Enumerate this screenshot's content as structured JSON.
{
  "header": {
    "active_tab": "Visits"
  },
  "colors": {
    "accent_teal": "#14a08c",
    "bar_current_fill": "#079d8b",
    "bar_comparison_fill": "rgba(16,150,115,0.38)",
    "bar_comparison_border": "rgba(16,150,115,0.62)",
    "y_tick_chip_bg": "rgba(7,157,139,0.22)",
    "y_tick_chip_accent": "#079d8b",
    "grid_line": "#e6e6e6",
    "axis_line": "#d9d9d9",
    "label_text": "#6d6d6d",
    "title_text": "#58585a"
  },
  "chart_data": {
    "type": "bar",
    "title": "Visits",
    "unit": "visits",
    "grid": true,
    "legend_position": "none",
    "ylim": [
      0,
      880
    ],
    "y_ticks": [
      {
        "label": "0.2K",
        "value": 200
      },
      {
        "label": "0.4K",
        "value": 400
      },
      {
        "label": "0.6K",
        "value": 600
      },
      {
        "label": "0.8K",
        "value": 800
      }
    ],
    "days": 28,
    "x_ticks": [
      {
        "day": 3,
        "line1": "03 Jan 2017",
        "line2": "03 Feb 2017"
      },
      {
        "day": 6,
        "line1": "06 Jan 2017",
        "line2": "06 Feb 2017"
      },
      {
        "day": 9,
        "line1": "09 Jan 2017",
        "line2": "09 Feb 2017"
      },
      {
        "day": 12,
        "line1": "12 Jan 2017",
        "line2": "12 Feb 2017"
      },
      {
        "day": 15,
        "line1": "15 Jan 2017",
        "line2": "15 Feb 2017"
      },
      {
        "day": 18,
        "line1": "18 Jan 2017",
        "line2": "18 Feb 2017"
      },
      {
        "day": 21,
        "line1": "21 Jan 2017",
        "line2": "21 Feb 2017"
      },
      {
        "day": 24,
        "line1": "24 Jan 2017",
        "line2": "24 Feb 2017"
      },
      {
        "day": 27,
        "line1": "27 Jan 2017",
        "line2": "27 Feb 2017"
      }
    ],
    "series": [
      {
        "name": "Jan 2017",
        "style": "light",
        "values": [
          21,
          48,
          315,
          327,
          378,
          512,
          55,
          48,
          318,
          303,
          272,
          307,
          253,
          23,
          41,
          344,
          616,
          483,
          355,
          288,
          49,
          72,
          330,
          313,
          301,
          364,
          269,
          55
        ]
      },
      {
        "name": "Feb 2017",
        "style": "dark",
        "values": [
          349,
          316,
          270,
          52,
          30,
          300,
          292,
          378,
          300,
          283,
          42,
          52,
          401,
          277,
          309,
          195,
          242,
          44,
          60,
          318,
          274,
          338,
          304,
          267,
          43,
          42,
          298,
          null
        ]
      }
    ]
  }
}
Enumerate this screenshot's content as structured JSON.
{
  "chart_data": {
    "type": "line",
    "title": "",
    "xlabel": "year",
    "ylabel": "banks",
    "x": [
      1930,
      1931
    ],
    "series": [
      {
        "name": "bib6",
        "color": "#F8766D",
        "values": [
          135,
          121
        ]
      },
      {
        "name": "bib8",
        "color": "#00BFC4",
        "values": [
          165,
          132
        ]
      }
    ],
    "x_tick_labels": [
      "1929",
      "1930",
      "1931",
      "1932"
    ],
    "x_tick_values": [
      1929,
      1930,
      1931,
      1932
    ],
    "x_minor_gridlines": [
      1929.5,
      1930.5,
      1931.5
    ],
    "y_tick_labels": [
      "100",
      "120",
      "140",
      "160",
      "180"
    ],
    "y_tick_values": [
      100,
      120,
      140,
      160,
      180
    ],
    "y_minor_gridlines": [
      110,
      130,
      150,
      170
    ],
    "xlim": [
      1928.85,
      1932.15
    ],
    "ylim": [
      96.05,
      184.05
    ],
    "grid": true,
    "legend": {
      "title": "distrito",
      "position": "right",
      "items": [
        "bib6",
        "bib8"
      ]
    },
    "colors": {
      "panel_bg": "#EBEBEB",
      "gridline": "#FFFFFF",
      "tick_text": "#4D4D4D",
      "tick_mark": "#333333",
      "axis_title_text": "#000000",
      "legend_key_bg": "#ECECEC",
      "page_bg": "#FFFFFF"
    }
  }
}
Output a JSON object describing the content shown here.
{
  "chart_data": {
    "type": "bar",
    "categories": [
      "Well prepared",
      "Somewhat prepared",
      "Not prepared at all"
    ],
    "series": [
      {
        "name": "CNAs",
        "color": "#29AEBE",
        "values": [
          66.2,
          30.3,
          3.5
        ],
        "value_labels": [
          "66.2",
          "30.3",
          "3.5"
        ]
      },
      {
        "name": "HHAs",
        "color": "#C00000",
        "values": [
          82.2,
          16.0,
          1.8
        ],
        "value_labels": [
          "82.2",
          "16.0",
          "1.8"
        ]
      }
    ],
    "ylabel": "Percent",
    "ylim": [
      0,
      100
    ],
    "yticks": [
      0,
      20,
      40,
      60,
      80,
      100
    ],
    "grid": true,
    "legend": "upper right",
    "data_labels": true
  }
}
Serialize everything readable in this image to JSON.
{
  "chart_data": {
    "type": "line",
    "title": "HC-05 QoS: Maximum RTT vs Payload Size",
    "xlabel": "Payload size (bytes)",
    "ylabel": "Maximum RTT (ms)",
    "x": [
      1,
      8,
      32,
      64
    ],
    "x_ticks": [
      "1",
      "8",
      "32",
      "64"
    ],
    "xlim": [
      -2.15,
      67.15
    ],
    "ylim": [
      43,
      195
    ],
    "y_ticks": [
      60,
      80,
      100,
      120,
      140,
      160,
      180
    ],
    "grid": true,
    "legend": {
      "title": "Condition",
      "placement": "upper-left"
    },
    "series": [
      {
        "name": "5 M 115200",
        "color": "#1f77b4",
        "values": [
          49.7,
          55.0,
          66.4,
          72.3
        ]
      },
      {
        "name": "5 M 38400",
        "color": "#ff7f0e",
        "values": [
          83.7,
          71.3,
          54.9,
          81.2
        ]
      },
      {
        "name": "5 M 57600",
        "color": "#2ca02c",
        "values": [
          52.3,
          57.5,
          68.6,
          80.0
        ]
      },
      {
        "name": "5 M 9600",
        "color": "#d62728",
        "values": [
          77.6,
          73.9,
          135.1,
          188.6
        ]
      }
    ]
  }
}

• • • •

§ TASK GOAL
Return every line from the records above that holds the word "rgba".

§ EXERCISE OUTPUT
    "bar_comparison_fill": "rgba(16,150,115,0.38)",
    "bar_comparison_border": "rgba(16,150,115,0.62)",
    "y_tick_chip_bg": "rgba(7,157,139,0.22)",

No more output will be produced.